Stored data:
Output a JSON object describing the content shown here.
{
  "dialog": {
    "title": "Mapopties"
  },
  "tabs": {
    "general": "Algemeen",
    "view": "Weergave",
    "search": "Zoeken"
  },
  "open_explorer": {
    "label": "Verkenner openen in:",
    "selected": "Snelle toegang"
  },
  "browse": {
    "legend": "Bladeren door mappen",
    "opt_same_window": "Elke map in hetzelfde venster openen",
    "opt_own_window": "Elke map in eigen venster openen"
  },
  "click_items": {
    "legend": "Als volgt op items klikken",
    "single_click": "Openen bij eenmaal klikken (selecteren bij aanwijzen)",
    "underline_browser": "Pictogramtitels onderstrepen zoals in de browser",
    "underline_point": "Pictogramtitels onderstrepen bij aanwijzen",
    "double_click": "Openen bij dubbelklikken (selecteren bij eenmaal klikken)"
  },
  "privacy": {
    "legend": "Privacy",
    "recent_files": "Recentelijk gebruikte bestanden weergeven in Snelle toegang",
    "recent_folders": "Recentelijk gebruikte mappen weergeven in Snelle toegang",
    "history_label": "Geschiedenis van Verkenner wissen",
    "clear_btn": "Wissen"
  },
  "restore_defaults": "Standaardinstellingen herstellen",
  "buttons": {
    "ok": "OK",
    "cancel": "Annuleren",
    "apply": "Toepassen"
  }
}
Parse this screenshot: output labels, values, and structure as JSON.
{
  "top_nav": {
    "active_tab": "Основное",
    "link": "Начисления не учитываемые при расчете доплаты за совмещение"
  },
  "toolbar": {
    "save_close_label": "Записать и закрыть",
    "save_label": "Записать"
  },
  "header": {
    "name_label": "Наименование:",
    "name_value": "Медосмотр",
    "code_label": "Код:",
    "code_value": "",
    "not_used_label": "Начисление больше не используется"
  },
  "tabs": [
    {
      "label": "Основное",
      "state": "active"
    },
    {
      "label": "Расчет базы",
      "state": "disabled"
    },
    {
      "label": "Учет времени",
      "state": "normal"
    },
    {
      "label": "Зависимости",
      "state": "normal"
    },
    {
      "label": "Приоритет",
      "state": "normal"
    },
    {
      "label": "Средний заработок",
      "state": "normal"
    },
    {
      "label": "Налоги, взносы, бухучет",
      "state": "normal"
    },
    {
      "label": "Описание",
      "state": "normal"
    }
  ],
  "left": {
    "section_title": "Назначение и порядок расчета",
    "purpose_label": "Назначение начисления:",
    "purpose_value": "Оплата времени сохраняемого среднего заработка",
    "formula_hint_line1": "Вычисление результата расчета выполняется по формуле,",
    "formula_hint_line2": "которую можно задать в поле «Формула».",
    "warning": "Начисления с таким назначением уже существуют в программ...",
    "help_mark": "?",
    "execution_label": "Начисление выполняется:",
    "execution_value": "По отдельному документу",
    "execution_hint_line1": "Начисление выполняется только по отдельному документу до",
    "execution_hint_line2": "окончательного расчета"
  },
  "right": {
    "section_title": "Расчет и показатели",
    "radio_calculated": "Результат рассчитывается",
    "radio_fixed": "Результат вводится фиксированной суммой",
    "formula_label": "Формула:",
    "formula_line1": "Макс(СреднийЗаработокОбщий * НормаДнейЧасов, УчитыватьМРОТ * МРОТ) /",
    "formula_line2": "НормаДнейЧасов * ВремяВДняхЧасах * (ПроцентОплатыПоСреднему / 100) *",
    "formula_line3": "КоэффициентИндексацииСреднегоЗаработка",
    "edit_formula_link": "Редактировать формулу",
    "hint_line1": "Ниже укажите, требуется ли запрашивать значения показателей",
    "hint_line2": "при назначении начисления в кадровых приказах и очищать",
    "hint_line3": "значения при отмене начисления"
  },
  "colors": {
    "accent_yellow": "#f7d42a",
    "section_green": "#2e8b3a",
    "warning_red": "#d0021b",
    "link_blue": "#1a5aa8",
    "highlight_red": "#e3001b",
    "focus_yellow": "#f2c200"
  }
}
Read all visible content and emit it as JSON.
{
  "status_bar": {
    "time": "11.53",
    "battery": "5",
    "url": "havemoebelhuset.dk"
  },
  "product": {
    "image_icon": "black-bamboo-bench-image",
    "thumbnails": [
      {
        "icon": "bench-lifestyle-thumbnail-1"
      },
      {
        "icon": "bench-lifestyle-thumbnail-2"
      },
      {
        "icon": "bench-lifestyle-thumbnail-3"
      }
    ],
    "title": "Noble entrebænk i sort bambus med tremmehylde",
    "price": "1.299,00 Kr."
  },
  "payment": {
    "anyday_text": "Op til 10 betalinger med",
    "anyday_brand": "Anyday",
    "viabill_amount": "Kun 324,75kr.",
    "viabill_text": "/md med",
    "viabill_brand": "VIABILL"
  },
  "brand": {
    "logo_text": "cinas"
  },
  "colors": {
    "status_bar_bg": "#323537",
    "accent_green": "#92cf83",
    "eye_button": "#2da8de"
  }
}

— GOAL OF THE EXERCISE —
Quote every record above exactly.

— TASK RESULT —
Output a JSON object describing the content shown here.
{
  "dialog": {
    "title": "Mapopties"
  },
  "tabs": {
    "general": "Algemeen",
    "view": "Weergave",
    "search": "Zoeken"
  },
  "open_explorer": {
    "label": "Verkenner openen in:",
    "selected": "Snelle toegang"
  },
  "browse": {
    "legend": "Bladeren door mappen",
    "opt_same_window": "Elke map in hetzelfde venster openen",
    "opt_own_window": "Elke map in eigen venster openen"
  },
  "click_items": {
    "legend": "Als volgt op items klikken",
    "single_click": "Openen bij eenmaal klikken (selecteren bij aanwijzen)",
    "underline_browser": "Pictogramtitels onderstrepen zoals in de browser",
    "underline_point": "Pictogramtitels onderstrepen bij aanwijzen",
    "double_click": "Openen bij dubbelklikken (selecteren bij eenmaal klikken)"
  },
  "privacy": {
    "legend": "Privacy",
    "recent_files": "Recentelijk gebruikte bestanden weergeven in Snelle toegang",
    "recent_folders": "Recentelijk gebruikte mappen weergeven in Snelle toegang",
    "history_label": "Geschiedenis van Verkenner wissen",
    "clear_btn": "Wissen"
  },
  "restore_defaults": "Standaardinstellingen herstellen",
  "buttons": {
    "ok": "OK",
    "cancel": "Annuleren",
    "apply": "Toepassen"
  }
}
Parse this screenshot: output labels, values, and structure as JSON.
{
  "top_nav": {
    "active_tab": "Основное",
    "link": "Начисления не учитываемые при расчете доплаты за совмещение"
  },
  "toolbar": {
    "save_close_label": "Записать и закрыть",
    "save_label": "Записать"
  },
  "header": {
    "name_label": "Наименование:",
    "name_value": "Медосмотр",
    "code_label": "Код:",
    "code_value": "",
    "not_used_label": "Начисление больше не используется"
  },
  "tabs": [
    {
      "label": "Основное",
      "state": "active"
    },
    {
      "label": "Расчет базы",
      "state": "disabled"
    },
    {
      "label": "Учет времени",
      "state": "normal"
    },
    {
      "label": "Зависимости",
      "state": "normal"
    },
    {
      "label": "Приоритет",
      "state": "normal"
    },
    {
      "label": "Средний заработок",
      "state": "normal"
    },
    {
      "label": "Налоги, взносы, бухучет",
      "state": "normal"
    },
    {
      "label": "Описание",
      "state": "normal"
    }
  ],
  "left": {
    "section_title": "Назначение и порядок расчета",
    "purpose_label": "Назначение начисления:",
    "purpose_value": "Оплата времени сохраняемого среднего заработка",
    "formula_hint_line1": "Вычисление результата расчета выполняется по формуле,",
    "formula_hint_line2": "которую можно задать в поле «Формула».",
    "warning": "Начисления с таким назначением уже существуют в программ...",
    "help_mark": "?",
    "execution_label": "Начисление выполняется:",
    "execution_value": "По отдельному документу",
    "execution_hint_line1": "Начисление выполняется только по отдельному документу до",
    "execution_hint_line2": "окончательного расчета"
  },
  "right": {
    "section_title": "Расчет и показатели",
    "radio_calculated": "Результат рассчитывается",
    "radio_fixed": "Результат вводится фиксированной суммой",
    "formula_label": "Формула:",
    "formula_line1": "Макс(СреднийЗаработокОбщий * НормаДнейЧасов, УчитыватьМРОТ * МРОТ) /",
    "formula_line2": "НормаДнейЧасов * ВремяВДняхЧасах * (ПроцентОплатыПоСреднему / 100) *",
    "formula_line3": "КоэффициентИндексацииСреднегоЗаработка",
    "edit_formula_link": "Редактировать формулу",
    "hint_line1": "Ниже укажите, требуется ли запрашивать значения показателей",
    "hint_line2": "при назначении начисления в кадровых приказах и очищать",
    "hint_line3": "значения при отмене начисления"
  },
  "colors": {
    "accent_yellow": "#f7d42a",
    "section_green": "#2e8b3a",
    "warning_red": "#d0021b",
    "link_blue": "#1a5aa8",
    "highlight_red": "#e3001b",
    "focus_yellow": "#f2c200"
  }
}
Read all visible content and emit it as JSON.
{
  "status_bar": {
    "time": "11.53",
    "battery": "5",
    "url": "havemoebelhuset.dk"
  },
  "product": {
    "image_icon": "black-bamboo-bench-image",
    "thumbnails": [
      {
        "icon": "bench-lifestyle-thumbnail-1"
      },
      {
        "icon": "bench-lifestyle-thumbnail-2"
      },
      {
        "icon": "bench-lifestyle-thumbnail-3"
      }
    ],
    "title": "Noble entrebænk i sort bambus med tremmehylde",
    "price": "1.299,00 Kr."
  },
  "payment": {
    "anyday_text": "Op til 10 betalinger med",
    "anyday_brand": "Anyday",
    "viabill_amount": "Kun 324,75kr.",
    "viabill_text": "/md med",
    "viabill_brand": "VIABILL"
  },
  "brand": {
    "logo_text": "cinas"
  },
  "colors": {
    "status_bar_bg": "#323537",
    "accent_green": "#92cf83",
    "eye_button": "#2da8de"
  }
}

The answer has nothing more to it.